What follows is a block of records; restate each one word for word.

_Data in this exercise_
* Begin *

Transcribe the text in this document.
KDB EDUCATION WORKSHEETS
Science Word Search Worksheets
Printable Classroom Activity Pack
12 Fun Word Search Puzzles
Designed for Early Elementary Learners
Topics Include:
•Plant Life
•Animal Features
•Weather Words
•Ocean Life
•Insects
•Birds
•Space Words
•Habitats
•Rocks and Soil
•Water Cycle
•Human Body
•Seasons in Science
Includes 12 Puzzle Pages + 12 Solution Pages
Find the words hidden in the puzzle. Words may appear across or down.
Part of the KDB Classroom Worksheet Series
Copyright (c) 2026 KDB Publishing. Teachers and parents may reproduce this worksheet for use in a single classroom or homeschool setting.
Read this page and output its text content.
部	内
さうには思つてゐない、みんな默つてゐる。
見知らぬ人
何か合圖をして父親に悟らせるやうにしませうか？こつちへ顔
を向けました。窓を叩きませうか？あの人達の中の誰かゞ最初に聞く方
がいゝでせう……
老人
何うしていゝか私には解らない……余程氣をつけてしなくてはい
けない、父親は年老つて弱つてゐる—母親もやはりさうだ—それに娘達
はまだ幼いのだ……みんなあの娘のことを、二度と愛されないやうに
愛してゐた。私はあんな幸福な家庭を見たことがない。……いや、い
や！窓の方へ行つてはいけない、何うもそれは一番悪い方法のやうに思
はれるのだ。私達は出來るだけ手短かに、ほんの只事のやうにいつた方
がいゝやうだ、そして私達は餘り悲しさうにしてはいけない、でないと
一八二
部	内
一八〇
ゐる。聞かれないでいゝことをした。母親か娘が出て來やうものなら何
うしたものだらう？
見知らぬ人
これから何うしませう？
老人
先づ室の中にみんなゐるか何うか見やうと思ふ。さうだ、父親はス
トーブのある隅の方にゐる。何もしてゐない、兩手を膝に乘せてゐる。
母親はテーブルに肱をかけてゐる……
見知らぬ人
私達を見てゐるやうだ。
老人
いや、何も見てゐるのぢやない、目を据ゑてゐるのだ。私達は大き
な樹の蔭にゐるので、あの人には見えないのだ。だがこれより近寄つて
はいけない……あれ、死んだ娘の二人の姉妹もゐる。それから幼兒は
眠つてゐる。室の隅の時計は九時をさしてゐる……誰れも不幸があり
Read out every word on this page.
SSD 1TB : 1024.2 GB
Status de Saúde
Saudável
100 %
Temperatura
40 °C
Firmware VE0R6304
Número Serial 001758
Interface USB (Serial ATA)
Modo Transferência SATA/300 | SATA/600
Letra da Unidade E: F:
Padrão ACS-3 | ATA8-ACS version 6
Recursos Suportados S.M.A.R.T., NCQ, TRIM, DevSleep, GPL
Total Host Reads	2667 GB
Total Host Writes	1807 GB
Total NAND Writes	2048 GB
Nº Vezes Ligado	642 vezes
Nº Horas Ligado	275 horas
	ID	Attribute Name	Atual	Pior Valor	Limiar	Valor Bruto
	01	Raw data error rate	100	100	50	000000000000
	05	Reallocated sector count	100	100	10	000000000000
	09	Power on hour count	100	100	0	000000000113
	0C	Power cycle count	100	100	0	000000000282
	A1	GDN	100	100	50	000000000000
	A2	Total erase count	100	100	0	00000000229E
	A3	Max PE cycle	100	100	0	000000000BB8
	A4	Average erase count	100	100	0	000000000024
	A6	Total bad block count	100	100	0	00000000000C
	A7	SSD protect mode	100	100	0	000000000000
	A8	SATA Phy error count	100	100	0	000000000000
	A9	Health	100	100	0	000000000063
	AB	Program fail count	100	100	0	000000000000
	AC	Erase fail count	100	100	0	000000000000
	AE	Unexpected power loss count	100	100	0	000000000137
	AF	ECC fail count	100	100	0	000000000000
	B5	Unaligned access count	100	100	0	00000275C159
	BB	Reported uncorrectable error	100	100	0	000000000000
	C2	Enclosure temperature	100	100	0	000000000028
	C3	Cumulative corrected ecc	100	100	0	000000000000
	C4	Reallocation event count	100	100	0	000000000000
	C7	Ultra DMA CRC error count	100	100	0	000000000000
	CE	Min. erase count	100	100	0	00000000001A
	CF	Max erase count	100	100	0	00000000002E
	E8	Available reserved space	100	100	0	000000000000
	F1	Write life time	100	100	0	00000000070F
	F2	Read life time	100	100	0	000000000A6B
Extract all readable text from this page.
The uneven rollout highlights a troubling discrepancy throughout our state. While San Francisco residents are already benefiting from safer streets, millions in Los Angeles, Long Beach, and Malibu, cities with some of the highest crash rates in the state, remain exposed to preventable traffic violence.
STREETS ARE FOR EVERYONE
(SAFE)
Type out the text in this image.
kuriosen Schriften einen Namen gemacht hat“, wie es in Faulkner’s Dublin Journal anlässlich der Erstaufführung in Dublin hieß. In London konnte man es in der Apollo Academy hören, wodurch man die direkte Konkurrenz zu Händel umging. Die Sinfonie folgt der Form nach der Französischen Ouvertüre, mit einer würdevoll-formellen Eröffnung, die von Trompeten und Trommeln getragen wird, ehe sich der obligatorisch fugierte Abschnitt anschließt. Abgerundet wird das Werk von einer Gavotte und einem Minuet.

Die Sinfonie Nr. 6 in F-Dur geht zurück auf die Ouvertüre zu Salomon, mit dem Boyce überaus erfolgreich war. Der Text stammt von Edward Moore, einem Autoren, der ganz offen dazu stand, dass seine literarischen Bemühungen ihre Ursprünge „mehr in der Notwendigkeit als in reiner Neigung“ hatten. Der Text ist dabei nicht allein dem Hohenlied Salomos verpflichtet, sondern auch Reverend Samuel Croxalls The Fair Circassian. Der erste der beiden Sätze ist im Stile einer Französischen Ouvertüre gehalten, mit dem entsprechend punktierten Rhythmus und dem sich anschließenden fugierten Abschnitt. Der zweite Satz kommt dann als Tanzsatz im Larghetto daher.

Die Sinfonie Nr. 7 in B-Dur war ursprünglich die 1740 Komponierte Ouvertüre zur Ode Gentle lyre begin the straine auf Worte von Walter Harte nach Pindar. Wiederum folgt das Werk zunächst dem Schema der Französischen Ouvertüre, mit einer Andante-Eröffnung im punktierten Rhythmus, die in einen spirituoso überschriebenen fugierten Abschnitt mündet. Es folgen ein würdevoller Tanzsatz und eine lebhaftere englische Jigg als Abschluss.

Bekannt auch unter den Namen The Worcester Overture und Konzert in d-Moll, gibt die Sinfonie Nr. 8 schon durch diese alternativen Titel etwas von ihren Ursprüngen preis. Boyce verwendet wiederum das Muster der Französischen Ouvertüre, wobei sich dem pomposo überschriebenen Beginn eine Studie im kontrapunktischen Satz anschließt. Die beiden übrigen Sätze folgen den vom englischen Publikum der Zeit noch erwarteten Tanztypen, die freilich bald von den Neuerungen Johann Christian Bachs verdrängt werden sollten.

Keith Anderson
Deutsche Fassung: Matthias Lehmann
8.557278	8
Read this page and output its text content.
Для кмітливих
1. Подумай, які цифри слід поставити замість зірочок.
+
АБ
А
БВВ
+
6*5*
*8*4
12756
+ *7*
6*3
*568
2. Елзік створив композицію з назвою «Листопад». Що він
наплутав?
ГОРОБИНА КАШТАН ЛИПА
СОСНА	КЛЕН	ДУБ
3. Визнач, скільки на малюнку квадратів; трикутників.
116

* End *

_Task solution_
Transcribe the text in this document.
KDB EDUCATION WORKSHEETS
Science Word Search Worksheets
Printable Classroom Activity Pack
12 Fun Word Search Puzzles
Designed for Early Elementary Learners
Topics Include:
•Plant Life
•Animal Features
•Weather Words
•Ocean Life
•Insects
•Birds
•Space Words
•Habitats
•Rocks and Soil
•Water Cycle
•Human Body
•Seasons in Science
Includes 12 Puzzle Pages + 12 Solution Pages
Find the words hidden in the puzzle. Words may appear across or down.
Part of the KDB Classroom Worksheet Series
Copyright (c) 2026 KDB Publishing. Teachers and parents may reproduce this worksheet for use in a single classroom or homeschool setting.
Read this page and output its text content.
部	内
さうには思つてゐない、みんな默つてゐる。
見知らぬ人
何か合圖をして父親に悟らせるやうにしませうか？こつちへ顔
を向けました。窓を叩きませうか？あの人達の中の誰かゞ最初に聞く方
がいゝでせう……
老人
何うしていゝか私には解らない……余程氣をつけてしなくてはい
けない、父親は年老つて弱つてゐる—母親もやはりさうだ—それに娘達
はまだ幼いのだ……みんなあの娘のことを、二度と愛されないやうに
愛してゐた。私はあんな幸福な家庭を見たことがない。……いや、い
や！窓の方へ行つてはいけない、何うもそれは一番悪い方法のやうに思
はれるのだ。私達は出來るだけ手短かに、ほんの只事のやうにいつた方
がいゝやうだ、そして私達は餘り悲しさうにしてはいけない、でないと
一八二
部	内
一八〇
ゐる。聞かれないでいゝことをした。母親か娘が出て來やうものなら何
うしたものだらう？
見知らぬ人
これから何うしませう？
老人
先づ室の中にみんなゐるか何うか見やうと思ふ。さうだ、父親はス
トーブのある隅の方にゐる。何もしてゐない、兩手を膝に乘せてゐる。
母親はテーブルに肱をかけてゐる……
見知らぬ人
私達を見てゐるやうだ。
老人
いや、何も見てゐるのぢやない、目を据ゑてゐるのだ。私達は大き
な樹の蔭にゐるので、あの人には見えないのだ。だがこれより近寄つて
はいけない……あれ、死んだ娘の二人の姉妹もゐる。それから幼兒は
眠つてゐる。室の隅の時計は九時をさしてゐる……誰れも不幸があり
Read out every word on this page.
SSD 1TB : 1024.2 GB
Status de Saúde
Saudável
100 %
Temperatura
40 °C
Firmware VE0R6304
Número Serial 001758
Interface USB (Serial ATA)
Modo Transferência SATA/300 | SATA/600
Letra da Unidade E: F:
Padrão ACS-3 | ATA8-ACS version 6
Recursos Suportados S.M.A.R.T., NCQ, TRIM, DevSleep, GPL
Total Host Reads	2667 GB
Total Host Writes	1807 GB
Total NAND Writes	2048 GB
Nº Vezes Ligado	642 vezes
Nº Horas Ligado	275 horas
	ID	Attribute Name	Atual	Pior Valor	Limiar	Valor Bruto
	01	Raw data error rate	100	100	50	000000000000
	05	Reallocated sector count	100	100	10	000000000000
	09	Power on hour count	100	100	0	000000000113
	0C	Power cycle count	100	100	0	000000000282
	A1	GDN	100	100	50	000000000000
	A2	Total erase count	100	100	0	00000000229E
	A3	Max PE cycle	100	100	0	000000000BB8
	A4	Average erase count	100	100	0	000000000024
	A6	Total bad block count	100	100	0	00000000000C
	A7	SSD protect mode	100	100	0	000000000000
	A8	SATA Phy error count	100	100	0	000000000000
	A9	Health	100	100	0	000000000063
	AB	Program fail count	100	100	0	000000000000
	AC	Erase fail count	100	100	0	000000000000
	AE	Unexpected power loss count	100	100	0	000000000137
	AF	ECC fail count	100	100	0	000000000000
	B5	Unaligned access count	100	100	0	00000275C159
	BB	Reported uncorrectable error	100	100	0	000000000000
	C2	Enclosure temperature	100	100	0	000000000028
	C3	Cumulative corrected ecc	100	100	0	000000000000
	C4	Reallocation event count	100	100	0	000000000000
	C7	Ultra DMA CRC error count	100	100	0	000000000000
	CE	Min. erase count	100	100	0	00000000001A
	CF	Max erase count	100	100	0	00000000002E
	E8	Available reserved space	100	100	0	000000000000
	F1	Write life time	100	100	0	00000000070F
	F2	Read life time	100	100	0	000000000A6B
Extract all readable text from this page.
The uneven rollout highlights a troubling discrepancy throughout our state. While San Francisco residents are already benefiting from safer streets, millions in Los Angeles, Long Beach, and Malibu, cities with some of the highest crash rates in the state, remain exposed to preventable traffic violence.
STREETS ARE FOR EVERYONE
(SAFE)
Type out the text in this image.
kuriosen Schriften einen Namen gemacht hat“, wie es in Faulkner’s Dublin Journal anlässlich der Erstaufführung in Dublin hieß. In London konnte man es in der Apollo Academy hören, wodurch man die direkte Konkurrenz zu Händel umging. Die Sinfonie folgt der Form nach der Französischen Ouvertüre, mit einer würdevoll-formellen Eröffnung, die von Trompeten und Trommeln getragen wird, ehe sich der obligatorisch fugierte Abschnitt anschließt. Abgerundet wird das Werk von einer Gavotte und einem Minuet.

Die Sinfonie Nr. 6 in F-Dur geht zurück auf die Ouvertüre zu Salomon, mit dem Boyce überaus erfolgreich war. Der Text stammt von Edward Moore, einem Autoren, der ganz offen dazu stand, dass seine literarischen Bemühungen ihre Ursprünge „mehr in der Notwendigkeit als in reiner Neigung“ hatten. Der Text ist dabei nicht allein dem Hohenlied Salomos verpflichtet, sondern auch Reverend Samuel Croxalls The Fair Circassian. Der erste der beiden Sätze ist im Stile einer Französischen Ouvertüre gehalten, mit dem entsprechend punktierten Rhythmus und dem sich anschließenden fugierten Abschnitt. Der zweite Satz kommt dann als Tanzsatz im Larghetto daher.

Die Sinfonie Nr. 7 in B-Dur war ursprünglich die 1740 Komponierte Ouvertüre zur Ode Gentle lyre begin the straine auf Worte von Walter Harte nach Pindar. Wiederum folgt das Werk zunächst dem Schema der Französischen Ouvertüre, mit einer Andante-Eröffnung im punktierten Rhythmus, die in einen spirituoso überschriebenen fugierten Abschnitt mündet. Es folgen ein würdevoller Tanzsatz und eine lebhaftere englische Jigg als Abschluss.

Bekannt auch unter den Namen The Worcester Overture und Konzert in d-Moll, gibt die Sinfonie Nr. 8 schon durch diese alternativen Titel etwas von ihren Ursprüngen preis. Boyce verwendet wiederum das Muster der Französischen Ouvertüre, wobei sich dem pomposo überschriebenen Beginn eine Studie im kontrapunktischen Satz anschließt. Die beiden übrigen Sätze folgen den vom englischen Publikum der Zeit noch erwarteten Tanztypen, die freilich bald von den Neuerungen Johann Christian Bachs verdrängt werden sollten.

Keith Anderson
Deutsche Fassung: Matthias Lehmann
8.557278	8
Read this page and output its text content.
Для кмітливих
1. Подумай, які цифри слід поставити замість зірочок.
+
АБ
А
БВВ
+
6*5*
*8*4
12756
+ *7*
6*3
*568
2. Елзік створив композицію з назвою «Листопад». Що він
наплутав?
ГОРОБИНА КАШТАН ЛИПА
СОСНА	КЛЕН	ДУБ
3. Визнач, скільки на малюнку квадратів; трикутників.
116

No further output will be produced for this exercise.